» **Your objective**: Restate the whole listing word for word. Pictures are left out.

**********

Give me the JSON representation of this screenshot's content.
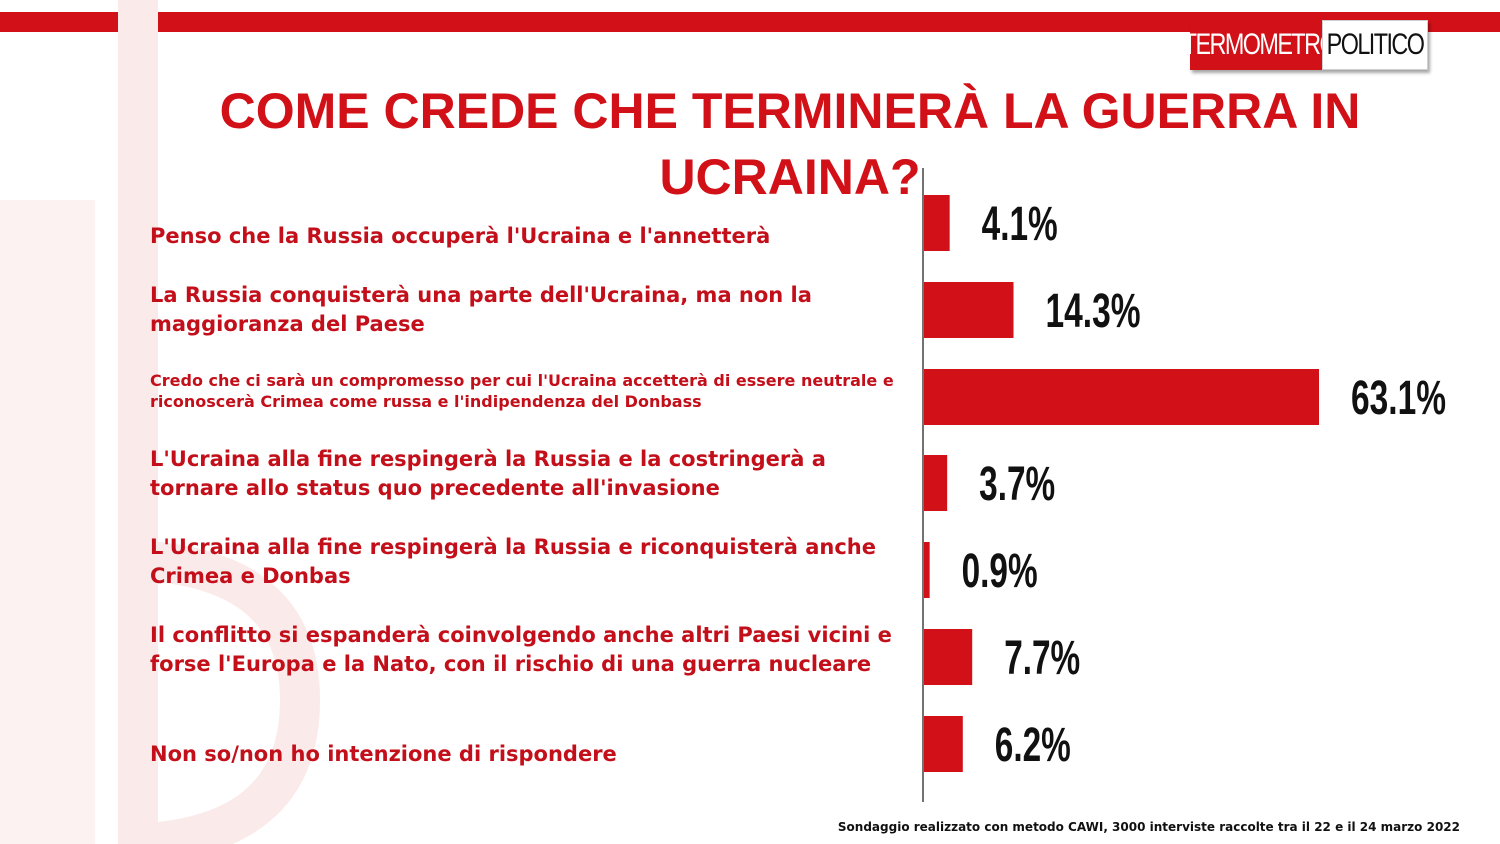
{
  "brand": {
    "logo_part1": "TERMOMETRO",
    "logo_part2": "POLITICO",
    "accent_color": "#d21018"
  },
  "footnote": "Sondaggio realizzato con metodo CAWI, 3000 interviste raccolte tra il 22 e il 24 marzo 2022",
  "chart_data": {
    "type": "bar",
    "orientation": "horizontal",
    "title": "COME CREDE CHE TERMINERÀ LA GUERRA IN UCRAINA?",
    "categories": [
      "Penso che la Russia occuperà l'Ucraina e l'annetterà",
      "La Russia conquisterà una parte dell'Ucraina, ma non la maggioranza del Paese",
      "Credo che ci sarà  un compromesso per cui l'Ucraina accetterà  di essere neutrale e riconoscerà Crimea come russa e l'indipendenza del Donbass",
      "L'Ucraina alla fine respingerà la Russia e la costringerà  a tornare allo status quo precedente all'invasione",
      "L'Ucraina alla fine respingerà la Russia e riconquisterà anche Crimea e Donbas",
      "Il conflitto si espanderà  coinvolgendo anche altri Paesi vicini e forse l'Europa e la Nato, con il rischio di una guerra nucleare",
      "Non so/non ho intenzione di rispondere"
    ],
    "values": [
      4.1,
      14.3,
      63.1,
      3.7,
      0.9,
      7.7,
      6.2
    ],
    "data_labels": [
      "4.1%",
      "14.3%",
      "63.1%",
      "3.7%",
      "0.9%",
      "7.7%",
      "6.2%"
    ],
    "xlim": [
      0,
      63.1
    ],
    "bar_color": "#d21018",
    "grid": false,
    "legend": "none"
  }
}
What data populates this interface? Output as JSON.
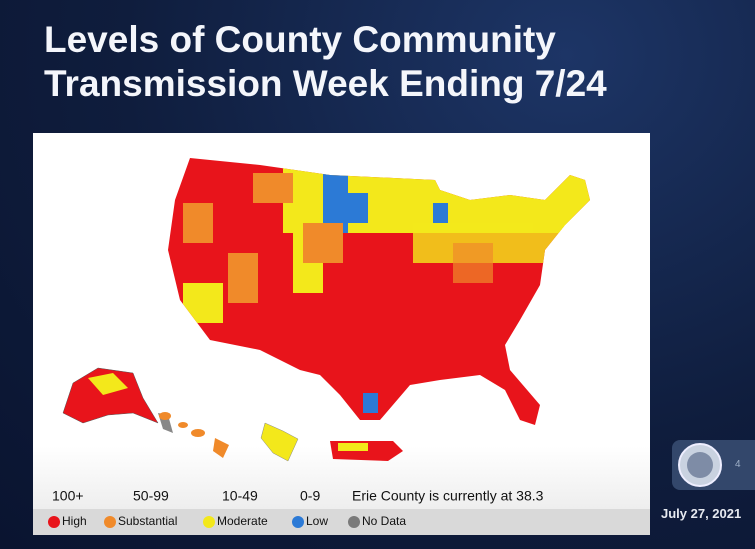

**********

» **Exercise result**:
Give me the JSON representation of this screenshot's content.
{
  "brand": {
    "logo_part1": "TERMOMETRO",
    "logo_part2": "POLITICO",
    "accent_color": "#d21018"
  },
  "footnote": "Sondaggio realizzato con metodo CAWI, 3000 interviste raccolte tra il 22 e il 24 marzo 2022",
  "chart_data": {
    "type": "bar",
    "orientation": "horizontal",
    "title": "COME CREDE CHE TERMINERÀ LA GUERRA IN UCRAINA?",
    "categories": [
      "Penso che la Russia occuperà l'Ucraina e l'annetterà",
      "La Russia conquisterà una parte dell'Ucraina, ma non la maggioranza del Paese",
      "Credo che ci sarà  un compromesso per cui l'Ucraina accetterà  di essere neutrale e riconoscerà Crimea come russa e l'indipendenza del Donbass",
      "L'Ucraina alla fine respingerà la Russia e la costringerà  a tornare allo status quo precedente all'invasione",
      "L'Ucraina alla fine respingerà la Russia e riconquisterà anche Crimea e Donbas",
      "Il conflitto si espanderà  coinvolgendo anche altri Paesi vicini e forse l'Europa e la Nato, con il rischio di una guerra nucleare",
      "Non so/non ho intenzione di rispondere"
    ],
    "values": [
      4.1,
      14.3,
      63.1,
      3.7,
      0.9,
      7.7,
      6.2
    ],
    "data_labels": [
      "4.1%",
      "14.3%",
      "63.1%",
      "3.7%",
      "0.9%",
      "7.7%",
      "6.2%"
    ],
    "xlim": [
      0,
      63.1
    ],
    "bar_color": "#d21018",
    "grid": false,
    "legend": "none"
  }
}
What data populates this interface? Output as JSON.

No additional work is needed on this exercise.